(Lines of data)

◆ ◆ ◆ ◆ ◆ ◆ ◆

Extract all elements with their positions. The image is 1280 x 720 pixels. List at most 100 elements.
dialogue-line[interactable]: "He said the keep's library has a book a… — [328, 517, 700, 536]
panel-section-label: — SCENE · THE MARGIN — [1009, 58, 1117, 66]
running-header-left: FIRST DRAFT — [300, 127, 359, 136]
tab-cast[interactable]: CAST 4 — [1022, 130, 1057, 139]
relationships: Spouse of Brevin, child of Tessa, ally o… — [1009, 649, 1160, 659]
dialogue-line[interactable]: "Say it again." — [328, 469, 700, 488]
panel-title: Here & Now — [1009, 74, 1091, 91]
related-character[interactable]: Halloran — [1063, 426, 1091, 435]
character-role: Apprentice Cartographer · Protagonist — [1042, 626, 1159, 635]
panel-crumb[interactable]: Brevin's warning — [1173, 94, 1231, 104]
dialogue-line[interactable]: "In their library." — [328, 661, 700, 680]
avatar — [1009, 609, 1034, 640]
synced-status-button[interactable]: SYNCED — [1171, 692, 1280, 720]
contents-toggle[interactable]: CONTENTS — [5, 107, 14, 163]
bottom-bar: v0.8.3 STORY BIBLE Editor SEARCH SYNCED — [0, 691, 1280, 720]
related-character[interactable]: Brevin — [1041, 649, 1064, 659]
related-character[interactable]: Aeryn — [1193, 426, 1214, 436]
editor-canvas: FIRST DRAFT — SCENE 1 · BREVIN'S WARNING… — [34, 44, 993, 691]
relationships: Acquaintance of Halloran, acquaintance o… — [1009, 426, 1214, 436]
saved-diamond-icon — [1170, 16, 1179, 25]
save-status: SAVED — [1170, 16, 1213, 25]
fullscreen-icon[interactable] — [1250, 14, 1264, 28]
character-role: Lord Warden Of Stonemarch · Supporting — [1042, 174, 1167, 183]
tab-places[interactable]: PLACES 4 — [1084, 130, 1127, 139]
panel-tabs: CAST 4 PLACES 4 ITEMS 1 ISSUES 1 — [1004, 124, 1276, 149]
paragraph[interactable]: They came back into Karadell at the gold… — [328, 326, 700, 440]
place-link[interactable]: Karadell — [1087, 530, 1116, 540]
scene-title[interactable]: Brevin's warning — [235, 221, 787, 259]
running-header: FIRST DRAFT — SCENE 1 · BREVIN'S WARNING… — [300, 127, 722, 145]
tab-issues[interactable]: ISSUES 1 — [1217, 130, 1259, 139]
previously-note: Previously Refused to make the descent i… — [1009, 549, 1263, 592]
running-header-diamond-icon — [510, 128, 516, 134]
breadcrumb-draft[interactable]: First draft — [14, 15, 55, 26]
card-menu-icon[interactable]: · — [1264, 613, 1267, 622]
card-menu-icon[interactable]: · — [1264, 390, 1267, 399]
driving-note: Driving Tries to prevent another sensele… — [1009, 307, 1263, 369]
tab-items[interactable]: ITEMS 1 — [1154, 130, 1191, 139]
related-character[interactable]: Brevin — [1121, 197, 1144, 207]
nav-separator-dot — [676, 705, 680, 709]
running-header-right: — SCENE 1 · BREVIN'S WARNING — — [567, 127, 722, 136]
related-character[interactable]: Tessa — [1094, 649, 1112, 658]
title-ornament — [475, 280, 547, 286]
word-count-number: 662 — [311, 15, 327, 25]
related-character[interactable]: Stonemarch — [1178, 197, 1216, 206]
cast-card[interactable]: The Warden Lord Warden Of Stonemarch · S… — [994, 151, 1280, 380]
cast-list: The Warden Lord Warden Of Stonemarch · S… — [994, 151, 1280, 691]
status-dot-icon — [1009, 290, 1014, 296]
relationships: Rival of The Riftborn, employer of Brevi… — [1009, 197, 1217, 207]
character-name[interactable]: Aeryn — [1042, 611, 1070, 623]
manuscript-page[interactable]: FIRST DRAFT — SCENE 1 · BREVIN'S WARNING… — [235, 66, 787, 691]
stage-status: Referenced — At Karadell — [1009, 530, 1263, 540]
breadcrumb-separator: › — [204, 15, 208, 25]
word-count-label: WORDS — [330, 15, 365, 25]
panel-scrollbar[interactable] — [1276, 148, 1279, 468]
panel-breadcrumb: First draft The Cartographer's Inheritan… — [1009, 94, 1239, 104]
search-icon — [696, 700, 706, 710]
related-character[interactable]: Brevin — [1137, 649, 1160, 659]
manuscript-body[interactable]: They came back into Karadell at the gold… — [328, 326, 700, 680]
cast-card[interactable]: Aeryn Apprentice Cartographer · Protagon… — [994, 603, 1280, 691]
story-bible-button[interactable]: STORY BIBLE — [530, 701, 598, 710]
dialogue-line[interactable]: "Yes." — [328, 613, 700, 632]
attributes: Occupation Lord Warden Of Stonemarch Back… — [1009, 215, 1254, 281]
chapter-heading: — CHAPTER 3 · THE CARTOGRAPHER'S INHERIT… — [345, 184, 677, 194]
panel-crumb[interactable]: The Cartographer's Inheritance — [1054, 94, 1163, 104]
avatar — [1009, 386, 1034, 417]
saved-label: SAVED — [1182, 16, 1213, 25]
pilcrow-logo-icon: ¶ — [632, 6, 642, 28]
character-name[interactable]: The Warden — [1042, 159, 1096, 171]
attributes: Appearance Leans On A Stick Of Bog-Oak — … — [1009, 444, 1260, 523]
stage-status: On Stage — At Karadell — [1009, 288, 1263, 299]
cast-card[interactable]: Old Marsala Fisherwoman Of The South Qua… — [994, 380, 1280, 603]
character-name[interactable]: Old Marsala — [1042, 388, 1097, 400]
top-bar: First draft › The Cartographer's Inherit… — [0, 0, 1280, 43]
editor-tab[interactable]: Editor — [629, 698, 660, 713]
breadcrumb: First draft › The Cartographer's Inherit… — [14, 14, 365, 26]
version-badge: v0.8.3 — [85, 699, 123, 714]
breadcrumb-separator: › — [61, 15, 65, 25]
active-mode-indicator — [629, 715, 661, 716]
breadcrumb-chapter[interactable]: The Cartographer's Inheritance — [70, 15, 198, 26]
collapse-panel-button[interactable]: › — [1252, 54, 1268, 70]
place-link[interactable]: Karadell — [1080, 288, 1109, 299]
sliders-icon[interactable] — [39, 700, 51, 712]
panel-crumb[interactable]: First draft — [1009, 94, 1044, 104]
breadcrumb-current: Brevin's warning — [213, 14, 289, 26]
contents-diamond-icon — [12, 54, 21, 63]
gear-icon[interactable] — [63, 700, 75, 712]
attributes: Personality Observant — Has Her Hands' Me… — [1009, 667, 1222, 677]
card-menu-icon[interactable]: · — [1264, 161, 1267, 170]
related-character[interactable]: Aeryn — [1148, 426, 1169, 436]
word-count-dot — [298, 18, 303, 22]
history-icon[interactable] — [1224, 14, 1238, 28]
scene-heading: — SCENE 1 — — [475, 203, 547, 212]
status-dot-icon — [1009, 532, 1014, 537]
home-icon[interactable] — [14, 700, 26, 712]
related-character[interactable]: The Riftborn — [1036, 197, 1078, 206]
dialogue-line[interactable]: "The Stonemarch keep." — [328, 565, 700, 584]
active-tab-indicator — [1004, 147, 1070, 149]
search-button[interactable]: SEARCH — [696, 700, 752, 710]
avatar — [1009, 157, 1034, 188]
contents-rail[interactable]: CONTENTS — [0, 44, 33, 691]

◆ ◆ ◆ ◆ ◆ ◆ ◆

Problem description => Render each line of the records above as an item in a JSON list of strings, skipping any blank lines.

Exercise output =>
[
  "Extract all elements with their positions. The image is 1280 x 720 pixels. List at most 100 elements.",
  "dialogue-line[interactable]: \"He said the keep's library has a book a… — [328, 517, 700, 536]",
  "panel-section-label: — SCENE · THE MARGIN — [1009, 58, 1117, 66]",
  "running-header-left: FIRST DRAFT — [300, 127, 359, 136]",
  "tab-cast[interactable]: CAST 4 — [1022, 130, 1057, 139]",
  "relationships: Spouse of Brevin, child of Tessa, ally o… — [1009, 649, 1160, 659]",
  "dialogue-line[interactable]: \"Say it again.\" — [328, 469, 700, 488]",
  "panel-title: Here & Now — [1009, 74, 1091, 91]",
  "related-character[interactable]: Halloran — [1063, 426, 1091, 435]",
  "character-role: Apprentice Cartographer · Protagonist — [1042, 626, 1159, 635]",
  "panel-crumb[interactable]: Brevin's warning — [1173, 94, 1231, 104]",
  "dialogue-line[interactable]: \"In their library.\" — [328, 661, 700, 680]",
  "avatar — [1009, 609, 1034, 640]",
  "synced-status-button[interactable]: SYNCED — [1171, 692, 1280, 720]",
  "contents-toggle[interactable]: CONTENTS — [5, 107, 14, 163]",
  "bottom-bar: v0.8.3 STORY BIBLE Editor SEARCH SYNCED — [0, 691, 1280, 720]",
  "related-character[interactable]: Brevin — [1041, 649, 1064, 659]",
  "related-character[interactable]: Aeryn — [1193, 426, 1214, 436]",
  "editor-canvas: FIRST DRAFT — SCENE 1 · BREVIN'S WARNING… — [34, 44, 993, 691]",
  "relationships: Acquaintance of Halloran, acquaintance o… — [1009, 426, 1214, 436]",
  "saved-diamond-icon — [1170, 16, 1179, 25]",
  "save-status: SAVED — [1170, 16, 1213, 25]",
  "fullscreen-icon[interactable] — [1250, 14, 1264, 28]",
  "character-role: Lord Warden Of Stonemarch · Supporting — [1042, 174, 1167, 183]",
  "tab-places[interactable]: PLACES 4 — [1084, 130, 1127, 139]",
  "panel-tabs: CAST 4 PLACES 4 ITEMS 1 ISSUES 1 — [1004, 124, 1276, 149]",
  "paragraph[interactable]: They came back into Karadell at the gold… — [328, 326, 700, 440]",
  "place-link[interactable]: Karadell — [1087, 530, 1116, 540]",
  "scene-title[interactable]: Brevin's warning — [235, 221, 787, 259]",
  "running-header: FIRST DRAFT — SCENE 1 · BREVIN'S WARNING… — [300, 127, 722, 145]",
  "tab-issues[interactable]: ISSUES 1 — [1217, 130, 1259, 139]",
  "previously-note: Previously Refused to make the descent i… — [1009, 549, 1263, 592]",
  "running-header-diamond-icon — [510, 128, 516, 134]",
  "breadcrumb-draft[interactable]: First draft — [14, 15, 55, 26]",
  "card-menu-icon[interactable]: · — [1264, 613, 1267, 622]",
  "card-menu-icon[interactable]: · — [1264, 390, 1267, 399]",
  "driving-note: Driving Tries to prevent another sensele… — [1009, 307, 1263, 369]",
  "tab-items[interactable]: ITEMS 1 — [1154, 130, 1191, 139]",
  "related-character[interactable]: Brevin — [1121, 197, 1144, 207]",
  "nav-separator-dot — [676, 705, 680, 709]",
  "running-header-right: — SCENE 1 · BREVIN'S WARNING — — [567, 127, 722, 136]",
  "related-character[interactable]: Tessa — [1094, 649, 1112, 658]",
  "title-ornament — [475, 280, 547, 286]",
  "word-count-number: 662 — [311, 15, 327, 25]",
  "related-character[interactable]: Stonemarch — [1178, 197, 1216, 206]",
  "cast-card[interactable]: The Warden Lord Warden Of Stonemarch · S… — [994, 151, 1280, 380]",
  "cast-list: The Warden Lord Warden Of Stonemarch · S… — [994, 151, 1280, 691]",
  "status-dot-icon — [1009, 290, 1014, 296]",
  "relationships: Rival of The Riftborn, employer of Brevi… — [1009, 197, 1217, 207]",
  "character-name[interactable]: Aeryn — [1042, 611, 1070, 623]",
  "manuscript-page[interactable]: FIRST DRAFT — SCENE 1 · BREVIN'S WARNING… — [235, 66, 787, 691]",
  "stage-status: Referenced — At Karadell — [1009, 530, 1263, 540]",
  "breadcrumb-separator: › — [204, 15, 208, 25]",
  "word-count-label: WORDS — [330, 15, 365, 25]",
  "panel-scrollbar[interactable] — [1276, 148, 1279, 468]",
  "panel-breadcrumb: First draft The Cartographer's Inheritan… — [1009, 94, 1239, 104]",
  "search-icon — [696, 700, 706, 710]",
  "related-character[interactable]: Brevin — [1137, 649, 1160, 659]",
  "manuscript-body[interactable]: They came back into Karadell at the gold… — [328, 326, 700, 680]",
  "cast-card[interactable]: Aeryn Apprentice Cartographer · Protagon… — [994, 603, 1280, 691]",
  "story-bible-button[interactable]: STORY BIBLE — [530, 701, 598, 710]",
  "dialogue-line[interactable]: \"Yes.\" — [328, 613, 700, 632]",
  "attributes: Occupation Lord Warden Of Stonemarch Back… — [1009, 215, 1254, 281]",
  "chapter-heading: — CHAPTER 3 · THE CARTOGRAPHER'S INHERIT… — [345, 184, 677, 194]",
  "panel-crumb[interactable]: The Cartographer's Inheritance — [1054, 94, 1163, 104]",
  "avatar — [1009, 386, 1034, 417]",
  "saved-label: SAVED — [1182, 16, 1213, 25]",
  "pilcrow-logo-icon: ¶ — [632, 6, 642, 28]",
  "character-name[interactable]: The Warden — [1042, 159, 1096, 171]",
  "attributes: Appearance Leans On A Stick Of Bog-Oak — … — [1009, 444, 1260, 523]",
  "stage-status: On Stage — At Karadell — [1009, 288, 1263, 299]",
  "cast-card[interactable]: Old Marsala Fisherwoman Of The South Qua… — [994, 380, 1280, 603]",
  "character-name[interactable]: Old Marsala — [1042, 388, 1097, 400]",
  "top-bar: First draft › The Cartographer's Inherit… — [0, 0, 1280, 43]",
  "editor-tab[interactable]: Editor — [629, 698, 660, 713]",
  "breadcrumb: First draft › The Cartographer's Inherit… — [14, 14, 365, 26]",
  "version-badge: v0.8.3 — [85, 699, 123, 714]",
  "breadcrumb-separator: › — [61, 15, 65, 25]",
  "active-mode-indicator — [629, 715, 661, 716]",
  "breadcrumb-chapter[interactable]: The Cartographer's Inheritance — [70, 15, 198, 26]",
  "collapse-panel-button[interactable]: › — [1252, 54, 1268, 70]",
  "place-link[interactable]: Karadell — [1080, 288, 1109, 299]",
  "sliders-icon[interactable] — [39, 700, 51, 712]",
  "panel-crumb[interactable]: First draft — [1009, 94, 1044, 104]",
  "breadcrumb-current: Brevin's warning — [213, 14, 289, 26]",
  "contents-diamond-icon — [12, 54, 21, 63]",
  "gear-icon[interactable] — [63, 700, 75, 712]",
  "attributes: Personality Observant — Has Her Hands' Me… — [1009, 667, 1222, 677]",
  "card-menu-icon[interactable]: · — [1264, 161, 1267, 170]",
  "related-character[interactable]: Aeryn — [1148, 426, 1169, 436]",
  "word-count-dot — [298, 18, 303, 22]",
  "history-icon[interactable] — [1224, 14, 1238, 28]",
  "scene-heading: — SCENE 1 — — [475, 203, 547, 212]",
  "status-dot-icon — [1009, 532, 1014, 537]",
  "home-icon[interactable] — [14, 700, 26, 712]",
  "related-character[interactable]: The Riftborn — [1036, 197, 1078, 206]",
  "dialogue-line[interactable]: \"The Stonemarch keep.\" — [328, 565, 700, 584]",
  "active-tab-indicator — [1004, 147, 1070, 149]",
  "search-button[interactable]: SEARCH — [696, 700, 752, 710]",
  "avatar — [1009, 157, 1034, 188]",
  "contents-rail[interactable]: CONTENTS — [0, 44, 33, 691]"
]